§ Exercise details: Transcribe the records below exactly as they appear, omitting any pictures.

§ Material for the task:
════
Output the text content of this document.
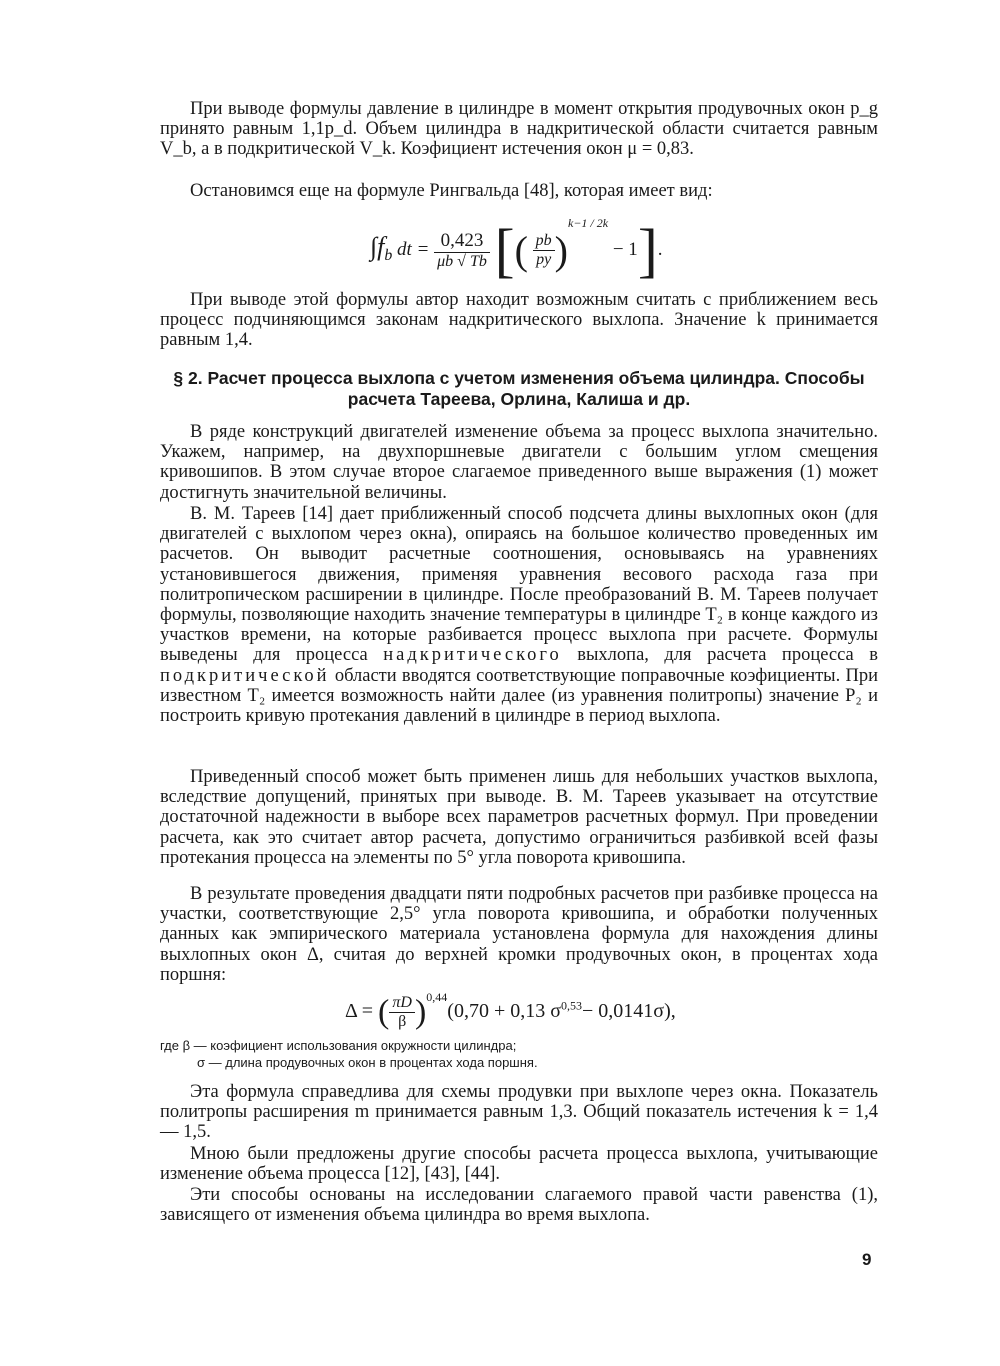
При выводе формулы давление в цилиндре в момент открытия продувочных окон p_g принято равным 1,1p_d. Объем цилиндра в надкритической области считается равным V_b, а в подкритической V_k. Коэфициент истечения окон μ = 0,83.

Остановимся еще на формуле Рингвальда [48], которая имеет вид:

$\int f_b$ dt = $\frac{0,423}{\mu b √ Tb}$ [( $\frac{pb}{py} )^{k-1 / 2k} - 1$].

При выводе этой формулы автор находит возможным считать с приближением весь процесс подчиняющимся законам надкритического выхлопа. Значение k принимается равным 1,4.

§ 2. Расчет процесса выхлопа с учетом изменения объема цилиндра. Способы расчета Тареева, Орлина, Калиша и др.

В ряде конструкций двигателей изменение объема за процесс выхлопа значительно. Укажем, например, на двухпоршневые двигатели с большим углом смещения кривошипов. В этом случае второе слагаемое приведенного выше выражения (1) может достигнуть значительной величины.

В. М. Тареев [14] дает приближенный способ подсчета длины выхлопных окон (для двигателей с выхлопом через окна), опираясь на большое количество проведенных им расчетов. Он выводит расчетные соотношения, основываясь на уравнениях установившегося движения, применяя уравнения весового расхода газа при политропическом расширении в цилиндре. После преобразований В. М. Тареев получает формулы, позволяющие находить значение температуры в цилиндре T₂ в конце каждого из участков времени, на которые разбивается процесс выхлопа при расчете. Формулы выведены для процесса надкритического выхлопа, для расчета процесса в подкритической области вводятся соответствующие поправочные коэфициенты. При известном T₂ имеется возможность найти далее (из уравнения политропы) значение P₂ и построить кривую протекания давлений в цилиндре в период выхлопа.

Приведенный способ может быть применен лишь для небольших участков выхлопа, вследствие допущений, принятых при выводе. В. М. Тареев указывает на отсутствие достаточной надежности в выборе всех параметров расчетных формул. При проведении расчета, как это считает автор расчета, допустимо ограничиться разбивкой всей фазы протекания процесса на элементы по 5° угла поворота кривошипа.

В результате проведения двадцати пяти подробных расчетов при разбивке процесса на участки, соответствующие 2,5° угла поворота кривошипа, и обработки полученных данных как эмпирического материала установлена формула для нахождения длины выхлопных окон Δ, считая до верхней кромки продувочных окон, в процентах хода поршня:

Δ = ( $\frac{\pi D}{\beta} )^{0,44}(0,70 + 0,13$ $\sigma^{0,53}- 0,0141\sigma$),
где β — коэфициент использования окружности цилиндра;
σ — длина продувочных окон в процентах хода поршня.

Эта формула справедлива для схемы продувки при выхлопе через окна. Показатель политропы расширения m принимается равным 1,3. Общий показатель истечения k = 1,4 — 1,5.

Мною были предложены другие способы расчета процесса выхлопа, учитывающие изменение объема процесса [12], [43], [44].

Эти способы основаны на исследовании слагаемого правой части равенства (1), зависящего от изменения объема цилиндра во время выхлопа.

9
════
§ Solution:
Output the text content of this document.
При выводе формулы давление в цилиндре в момент открытия продувочных окон p_g принято равным 1,1p_d. Объем цилиндра в надкритической области считается равным V_b, а в подкритической V_k. Коэфициент истечения окон μ = 0,83.

Остановимся еще на формуле Рингвальда [48], которая имеет вид:

$\int f_b$ dt = $\frac{0,423}{\mu b √ Tb}$ [( $\frac{pb}{py} )^{k-1 / 2k} - 1$].

При выводе этой формулы автор находит возможным считать с приближением весь процесс подчиняющимся законам надкритического выхлопа. Значение k принимается равным 1,4.

§ 2. Расчет процесса выхлопа с учетом изменения объема цилиндра. Способы расчета Тареева, Орлина, Калиша и др.

В ряде конструкций двигателей изменение объема за процесс выхлопа значительно. Укажем, например, на двухпоршневые двигатели с большим углом смещения кривошипов. В этом случае второе слагаемое приведенного выше выражения (1) может достигнуть значительной величины.

В. М. Тареев [14] дает приближенный способ подсчета длины выхлопных окон (для двигателей с выхлопом через окна), опираясь на большое количество проведенных им расчетов. Он выводит расчетные соотношения, основываясь на уравнениях установившегося движения, применяя уравнения весового расхода газа при политропическом расширении в цилиндре. После преобразований В. М. Тареев получает формулы, позволяющие находить значение температуры в цилиндре T₂ в конце каждого из участков времени, на которые разбивается процесс выхлопа при расчете. Формулы выведены для процесса надкритического выхлопа, для расчета процесса в подкритической области вводятся соответствующие поправочные коэфициенты. При известном T₂ имеется возможность найти далее (из уравнения политропы) значение P₂ и построить кривую протекания давлений в цилиндре в период выхлопа.

Приведенный способ может быть применен лишь для небольших участков выхлопа, вследствие допущений, принятых при выводе. В. М. Тареев указывает на отсутствие достаточной надежности в выборе всех параметров расчетных формул. При проведении расчета, как это считает автор расчета, допустимо ограничиться разбивкой всей фазы протекания процесса на элементы по 5° угла поворота кривошипа.

В результате проведения двадцати пяти подробных расчетов при разбивке процесса на участки, соответствующие 2,5° угла поворота кривошипа, и обработки полученных данных как эмпирического материала установлена формула для нахождения длины выхлопных окон Δ, считая до верхней кромки продувочных окон, в процентах хода поршня:

Δ = ( $\frac{\pi D}{\beta} )^{0,44}(0,70 + 0,13$ $\sigma^{0,53}- 0,0141\sigma$),
где β — коэфициент использования окружности цилиндра;
σ — длина продувочных окон в процентах хода поршня.

Эта формула справедлива для схемы продувки при выхлопе через окна. Показатель политропы расширения m принимается равным 1,3. Общий показатель истечения k = 1,4 — 1,5.

Мною были предложены другие способы расчета процесса выхлопа, учитывающие изменение объема процесса [12], [43], [44].

Эти способы основаны на исследовании слагаемого правой части равенства (1), зависящего от изменения объема цилиндра во время выхлопа.

9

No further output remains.